Dataset items:

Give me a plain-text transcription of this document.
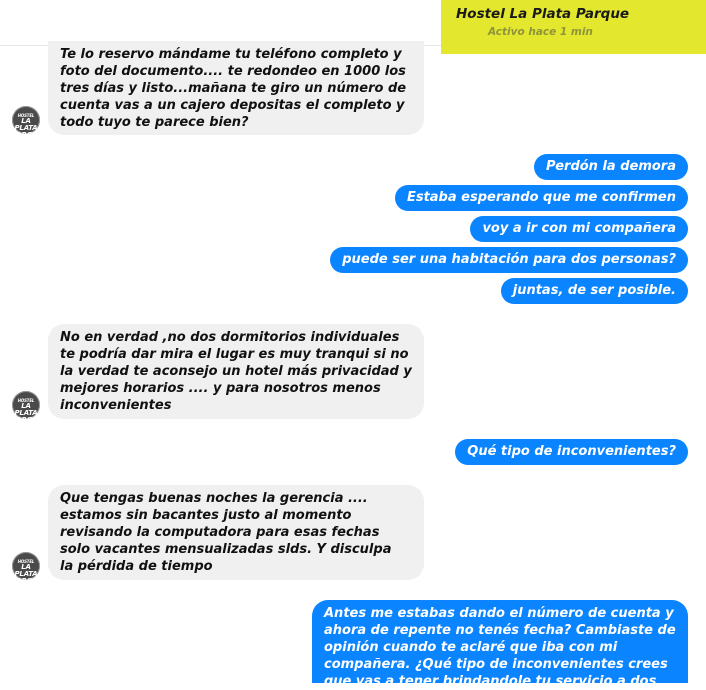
Hostel La Plata Parque
Activo hace 1 min
Te lo reservo mándame tu teléfono completo y foto del documento.... te redondeo en 1000 los tres días y listo...mañana te giro un número de cuenta vas a un cajero depositas el completo y todo tuyo te parece bien?
HOSTEL
LA PLATA
PARQUE
Perdón la demora
Estaba esperando que me confirmen
voy a ir con mi compañera
puede ser una habitación para dos personas?
juntas, de ser posible.
No en verdad ,no dos dormitorios individuales te podría dar mira el lugar es muy tranqui si no la verdad te aconsejo un hotel más privacidad y mejores horarios .... y para nosotros menos inconvenientes
HOSTEL
LA PLATA
PARQUE
Qué tipo de inconvenientes?
Que tengas buenas noches la gerencia ....
estamos sin bacantes justo al momento
revisando la computadora para esas fechas
solo vacantes mensualizadas slds. Y disculpa
la pérdida de tiempo
HOSTEL
LA PLATA
PARQUE
Antes me estabas dando el número de cuenta y ahora de repente no tenés fecha? Cambiaste de opinión cuando te aclaré que iba con mi compañera. ¿Qué tipo de inconvenientes crees que vas a tener brindandole tu servicio a dos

▸ Work to do
Read the entries and select each line where the word "cuenta" is found.

▸ Task answer
Te lo reservo mándame tu teléfono completo y foto del documento.... te redondeo en 1000 los tres días y listo...mañana te giro un número de cuenta vas a un cajero depositas el completo y todo tuyo te parece bien?
Antes me estabas dando el número de cuenta y ahora de repente no tenés fecha? Cambiaste de opinión cuando te aclaré que iba con mi compañera. ¿Qué tipo de inconvenientes crees que vas a tener brindandole tu servicio a dos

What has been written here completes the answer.